**Dataset excerpts**
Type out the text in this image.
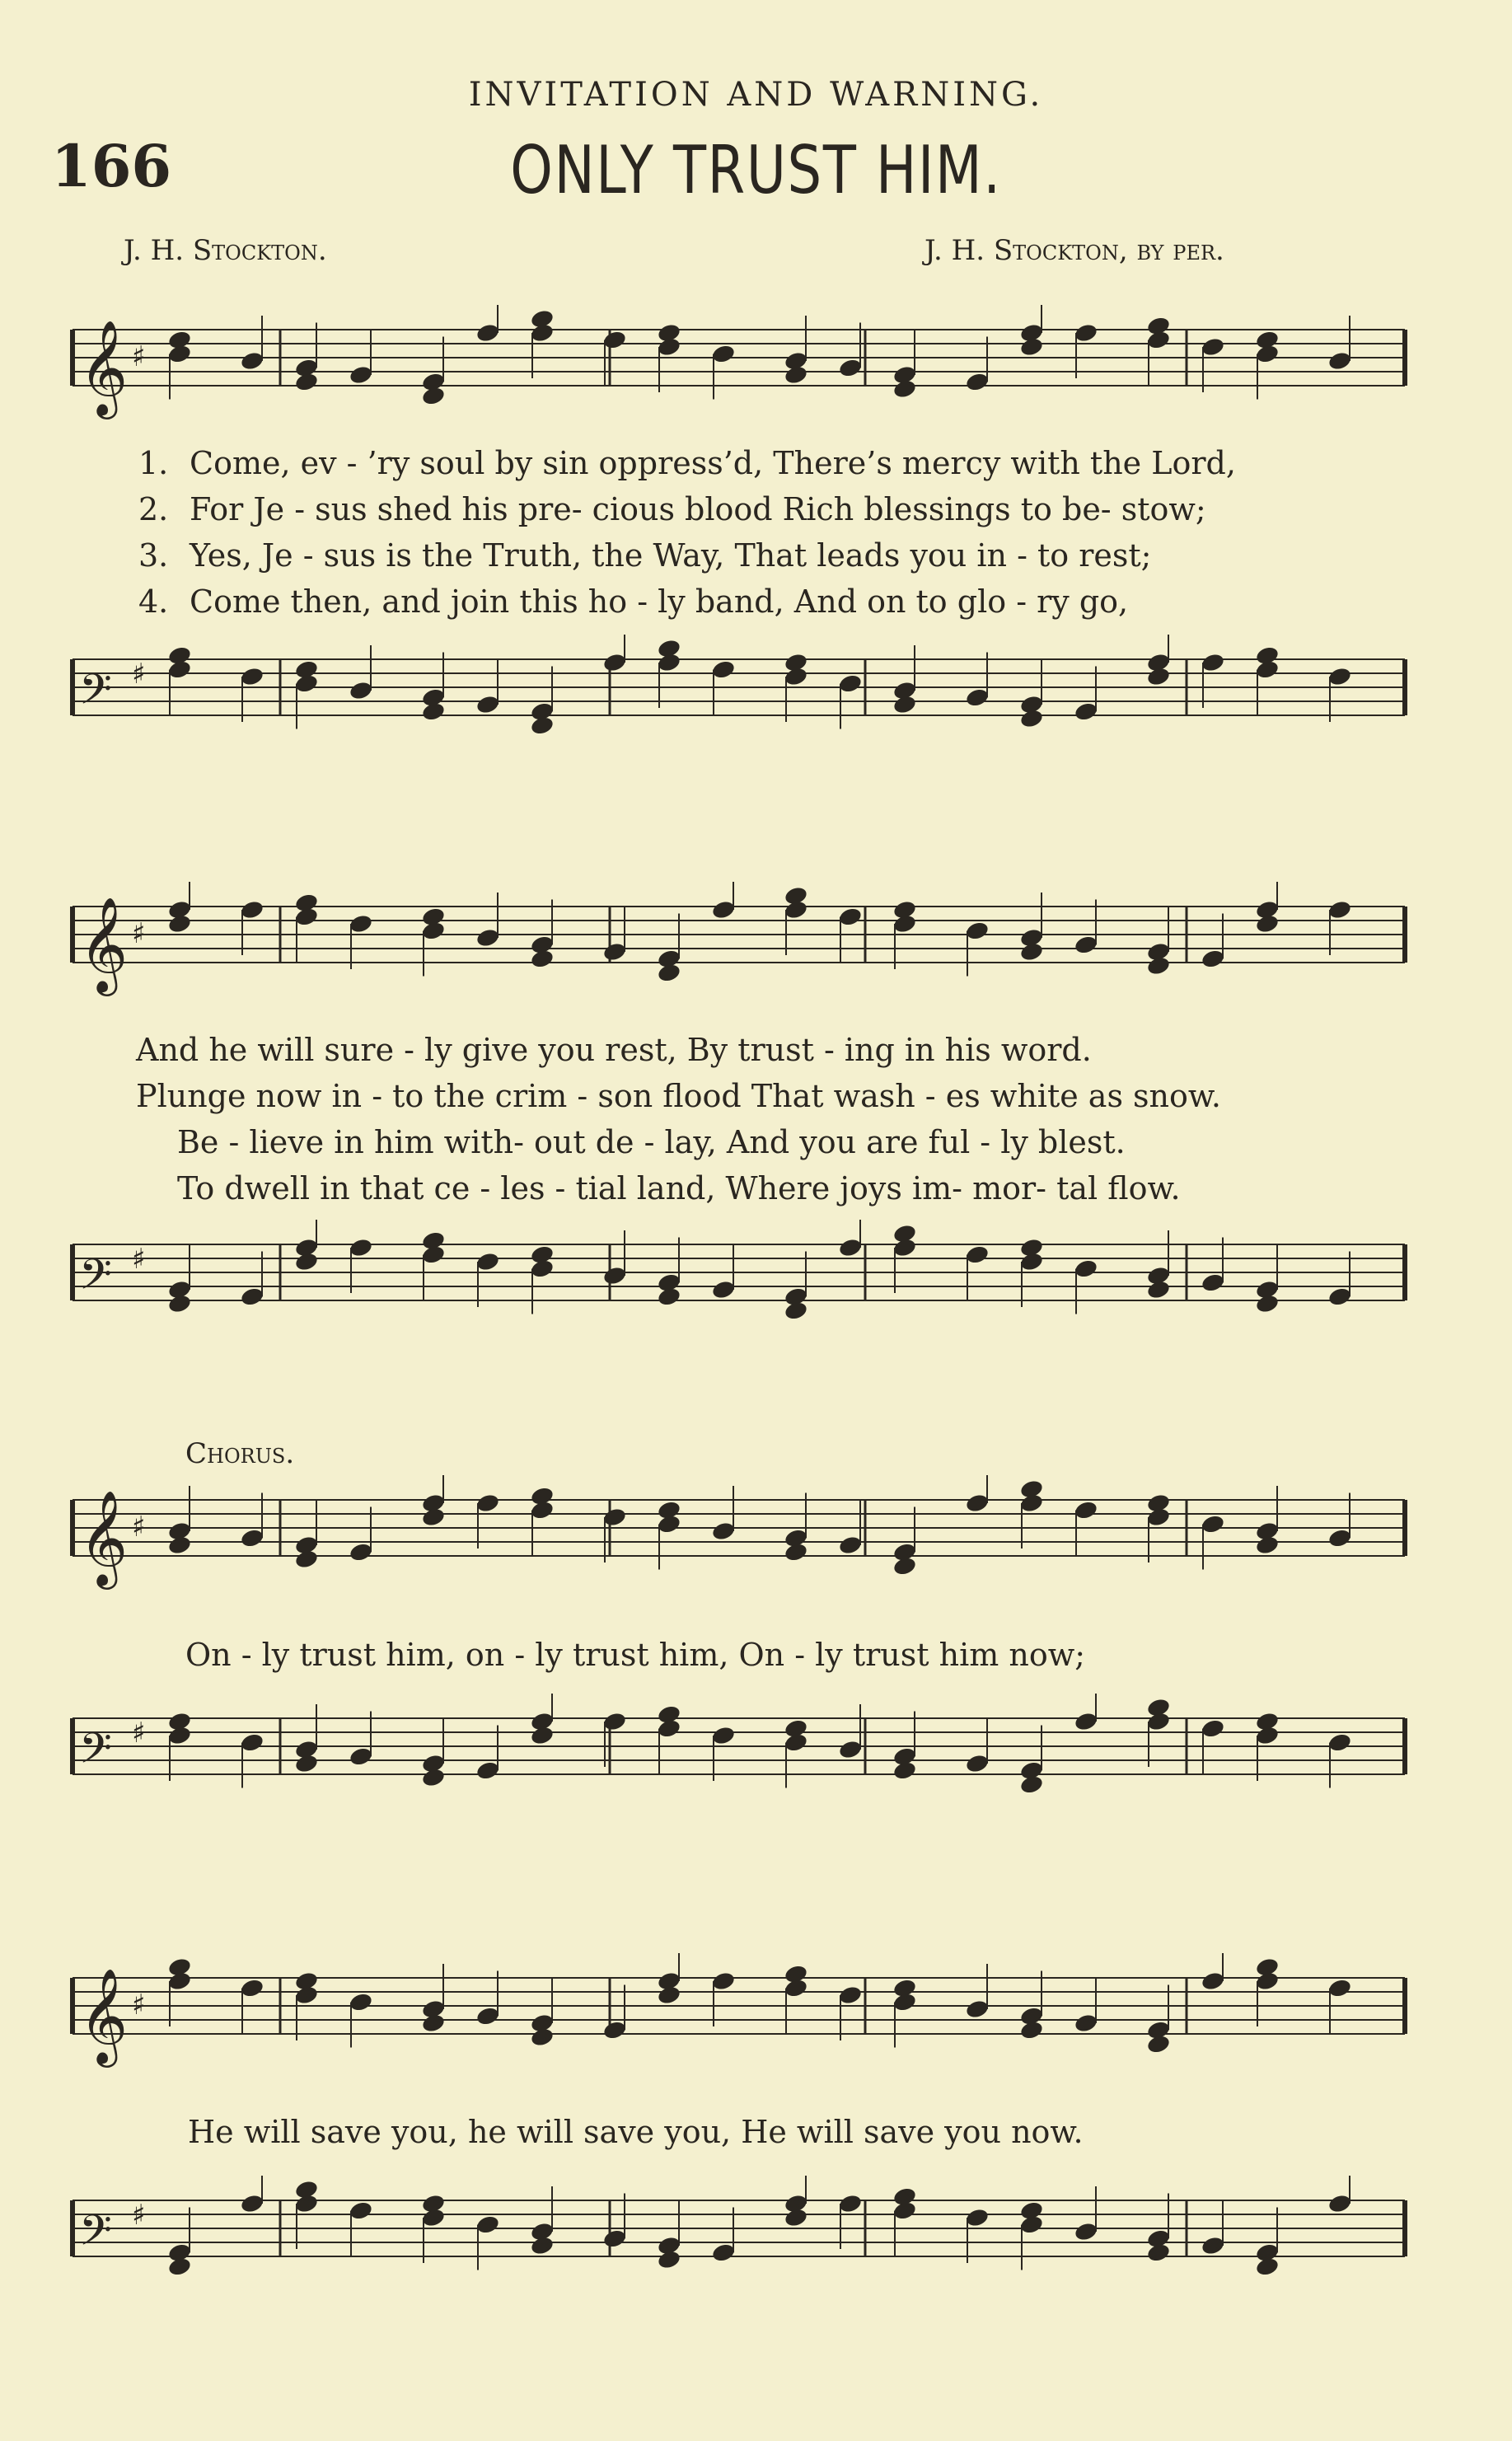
INVITATION AND WARNING.
166	ONLY TRUST HIM.
J. H. Stockton.	J. H. Stockton, by per.
𝄞 ♯
1. Come, ev - ’ry soul by sin oppress’d, There’s mercy with the Lord,
2. For Je - sus shed his pre- cious blood Rich blessings to be- stow;
3. Yes, Je - sus is the Truth, the Way, That leads you in - to rest;
4. Come then, and join this ho - ly band, And on to glo - ry go,
𝄢 ♯
𝄞 ♯
And he will sure - ly give you rest, By trust - ing in his word.
Plunge now in - to the crim - son flood That wash - es white as snow.
Be - lieve in him with- out de - lay, And you are ful - ly blest.
To dwell in that ce - les - tial land, Where joys im- mor- tal flow.
𝄢 ♯
Chorus.
𝄞 ♯
On - ly trust him, on - ly trust him, On - ly trust him now;
𝄢 ♯
𝄞 ♯
He will save you, he will save you, He will save you now.
𝄢 ♯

**Exercise aim**
Omit every picture, then reproduce the rest of the listing exactly.

**Reply to the task**
Type out the text in this image.
INVITATION AND WARNING.
166	ONLY TRUST HIM.
J. H. Stockton.	J. H. Stockton, by per.
𝄞 ♯
1. Come, ev - ’ry soul by sin oppress’d, There’s mercy with the Lord,
2. For Je - sus shed his pre- cious blood Rich blessings to be- stow;
3. Yes, Je - sus is the Truth, the Way, That leads you in - to rest;
4. Come then, and join this ho - ly band, And on to glo - ry go,
𝄢 ♯
𝄞 ♯
And he will sure - ly give you rest, By trust - ing in his word.
Plunge now in - to the crim - son flood That wash - es white as snow.
Be - lieve in him with- out de - lay, And you are ful - ly blest.
To dwell in that ce - les - tial land, Where joys im- mor- tal flow.
𝄢 ♯
Chorus.
𝄞 ♯
On - ly trust him, on - ly trust him, On - ly trust him now;
𝄢 ♯
𝄞 ♯
He will save you, he will save you, He will save you now.
𝄢 ♯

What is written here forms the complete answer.